>> start Data for processing

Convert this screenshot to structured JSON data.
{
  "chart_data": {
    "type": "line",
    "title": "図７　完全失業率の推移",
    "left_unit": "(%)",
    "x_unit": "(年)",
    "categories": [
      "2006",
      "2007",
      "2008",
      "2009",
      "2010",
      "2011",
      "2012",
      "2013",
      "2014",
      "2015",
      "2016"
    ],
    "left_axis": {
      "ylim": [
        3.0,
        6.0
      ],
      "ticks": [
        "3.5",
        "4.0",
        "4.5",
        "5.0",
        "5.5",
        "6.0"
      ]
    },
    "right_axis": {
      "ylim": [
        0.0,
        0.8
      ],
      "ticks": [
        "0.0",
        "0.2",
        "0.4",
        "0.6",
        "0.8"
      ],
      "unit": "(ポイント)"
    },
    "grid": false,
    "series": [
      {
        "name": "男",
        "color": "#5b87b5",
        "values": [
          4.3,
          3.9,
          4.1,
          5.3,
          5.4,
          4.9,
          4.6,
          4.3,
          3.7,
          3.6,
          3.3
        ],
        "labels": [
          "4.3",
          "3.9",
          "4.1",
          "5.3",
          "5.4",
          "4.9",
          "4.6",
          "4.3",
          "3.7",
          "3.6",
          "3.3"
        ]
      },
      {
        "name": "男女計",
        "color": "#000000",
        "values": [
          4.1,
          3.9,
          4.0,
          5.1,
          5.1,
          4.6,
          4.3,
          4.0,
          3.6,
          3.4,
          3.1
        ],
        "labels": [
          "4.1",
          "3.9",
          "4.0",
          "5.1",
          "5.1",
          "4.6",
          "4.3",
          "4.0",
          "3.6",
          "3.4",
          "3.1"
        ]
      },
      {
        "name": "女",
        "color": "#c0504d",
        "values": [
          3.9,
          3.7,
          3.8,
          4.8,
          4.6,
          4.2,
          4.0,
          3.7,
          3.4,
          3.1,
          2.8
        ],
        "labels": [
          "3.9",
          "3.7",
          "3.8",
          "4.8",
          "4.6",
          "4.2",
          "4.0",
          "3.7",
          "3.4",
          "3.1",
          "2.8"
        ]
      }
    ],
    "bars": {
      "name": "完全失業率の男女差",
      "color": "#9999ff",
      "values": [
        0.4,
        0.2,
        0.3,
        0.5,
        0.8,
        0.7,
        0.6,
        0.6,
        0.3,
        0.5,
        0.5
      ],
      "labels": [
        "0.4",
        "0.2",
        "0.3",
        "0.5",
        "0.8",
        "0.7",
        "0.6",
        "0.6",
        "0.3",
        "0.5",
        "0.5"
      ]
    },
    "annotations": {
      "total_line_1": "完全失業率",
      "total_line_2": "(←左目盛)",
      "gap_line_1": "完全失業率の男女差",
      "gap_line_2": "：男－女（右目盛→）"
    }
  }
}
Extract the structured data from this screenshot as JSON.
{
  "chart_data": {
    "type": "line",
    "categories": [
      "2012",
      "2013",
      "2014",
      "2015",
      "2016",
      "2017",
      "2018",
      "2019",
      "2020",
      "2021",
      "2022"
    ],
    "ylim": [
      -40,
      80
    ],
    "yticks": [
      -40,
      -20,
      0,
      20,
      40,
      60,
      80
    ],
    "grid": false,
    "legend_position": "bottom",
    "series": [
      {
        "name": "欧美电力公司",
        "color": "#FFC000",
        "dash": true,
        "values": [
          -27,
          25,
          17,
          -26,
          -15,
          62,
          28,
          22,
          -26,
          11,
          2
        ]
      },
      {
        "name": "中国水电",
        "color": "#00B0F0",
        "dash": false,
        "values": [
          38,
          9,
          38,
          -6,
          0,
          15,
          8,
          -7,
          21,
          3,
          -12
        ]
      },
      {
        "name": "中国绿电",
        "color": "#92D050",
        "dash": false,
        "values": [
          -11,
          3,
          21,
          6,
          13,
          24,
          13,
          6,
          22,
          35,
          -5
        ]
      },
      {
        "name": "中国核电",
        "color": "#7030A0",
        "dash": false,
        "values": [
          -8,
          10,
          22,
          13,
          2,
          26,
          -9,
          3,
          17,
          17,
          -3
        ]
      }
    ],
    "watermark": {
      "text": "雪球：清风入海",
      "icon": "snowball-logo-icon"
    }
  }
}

>> end Data for processing

> [Challenge]: Extract the full set of entries word for word.

> [Answer below]:
Convert this screenshot to structured JSON data.
{
  "chart_data": {
    "type": "line",
    "title": "図７　完全失業率の推移",
    "left_unit": "(%)",
    "x_unit": "(年)",
    "categories": [
      "2006",
      "2007",
      "2008",
      "2009",
      "2010",
      "2011",
      "2012",
      "2013",
      "2014",
      "2015",
      "2016"
    ],
    "left_axis": {
      "ylim": [
        3.0,
        6.0
      ],
      "ticks": [
        "3.5",
        "4.0",
        "4.5",
        "5.0",
        "5.5",
        "6.0"
      ]
    },
    "right_axis": {
      "ylim": [
        0.0,
        0.8
      ],
      "ticks": [
        "0.0",
        "0.2",
        "0.4",
        "0.6",
        "0.8"
      ],
      "unit": "(ポイント)"
    },
    "grid": false,
    "series": [
      {
        "name": "男",
        "color": "#5b87b5",
        "values": [
          4.3,
          3.9,
          4.1,
          5.3,
          5.4,
          4.9,
          4.6,
          4.3,
          3.7,
          3.6,
          3.3
        ],
        "labels": [
          "4.3",
          "3.9",
          "4.1",
          "5.3",
          "5.4",
          "4.9",
          "4.6",
          "4.3",
          "3.7",
          "3.6",
          "3.3"
        ]
      },
      {
        "name": "男女計",
        "color": "#000000",
        "values": [
          4.1,
          3.9,
          4.0,
          5.1,
          5.1,
          4.6,
          4.3,
          4.0,
          3.6,
          3.4,
          3.1
        ],
        "labels": [
          "4.1",
          "3.9",
          "4.0",
          "5.1",
          "5.1",
          "4.6",
          "4.3",
          "4.0",
          "3.6",
          "3.4",
          "3.1"
        ]
      },
      {
        "name": "女",
        "color": "#c0504d",
        "values": [
          3.9,
          3.7,
          3.8,
          4.8,
          4.6,
          4.2,
          4.0,
          3.7,
          3.4,
          3.1,
          2.8
        ],
        "labels": [
          "3.9",
          "3.7",
          "3.8",
          "4.8",
          "4.6",
          "4.2",
          "4.0",
          "3.7",
          "3.4",
          "3.1",
          "2.8"
        ]
      }
    ],
    "bars": {
      "name": "完全失業率の男女差",
      "color": "#9999ff",
      "values": [
        0.4,
        0.2,
        0.3,
        0.5,
        0.8,
        0.7,
        0.6,
        0.6,
        0.3,
        0.5,
        0.5
      ],
      "labels": [
        "0.4",
        "0.2",
        "0.3",
        "0.5",
        "0.8",
        "0.7",
        "0.6",
        "0.6",
        "0.3",
        "0.5",
        "0.5"
      ]
    },
    "annotations": {
      "total_line_1": "完全失業率",
      "total_line_2": "(←左目盛)",
      "gap_line_1": "完全失業率の男女差",
      "gap_line_2": "：男－女（右目盛→）"
    }
  }
}
Extract the structured data from this screenshot as JSON.
{
  "chart_data": {
    "type": "line",
    "categories": [
      "2012",
      "2013",
      "2014",
      "2015",
      "2016",
      "2017",
      "2018",
      "2019",
      "2020",
      "2021",
      "2022"
    ],
    "ylim": [
      -40,
      80
    ],
    "yticks": [
      -40,
      -20,
      0,
      20,
      40,
      60,
      80
    ],
    "grid": false,
    "legend_position": "bottom",
    "series": [
      {
        "name": "欧美电力公司",
        "color": "#FFC000",
        "dash": true,
        "values": [
          -27,
          25,
          17,
          -26,
          -15,
          62,
          28,
          22,
          -26,
          11,
          2
        ]
      },
      {
        "name": "中国水电",
        "color": "#00B0F0",
        "dash": false,
        "values": [
          38,
          9,
          38,
          -6,
          0,
          15,
          8,
          -7,
          21,
          3,
          -12
        ]
      },
      {
        "name": "中国绿电",
        "color": "#92D050",
        "dash": false,
        "values": [
          -11,
          3,
          21,
          6,
          13,
          24,
          13,
          6,
          22,
          35,
          -5
        ]
      },
      {
        "name": "中国核电",
        "color": "#7030A0",
        "dash": false,
        "values": [
          -8,
          10,
          22,
          13,
          2,
          26,
          -9,
          3,
          17,
          17,
          -3
        ]
      }
    ],
    "watermark": {
      "text": "雪球：清风入海",
      "icon": "snowball-logo-icon"
    }
  }
}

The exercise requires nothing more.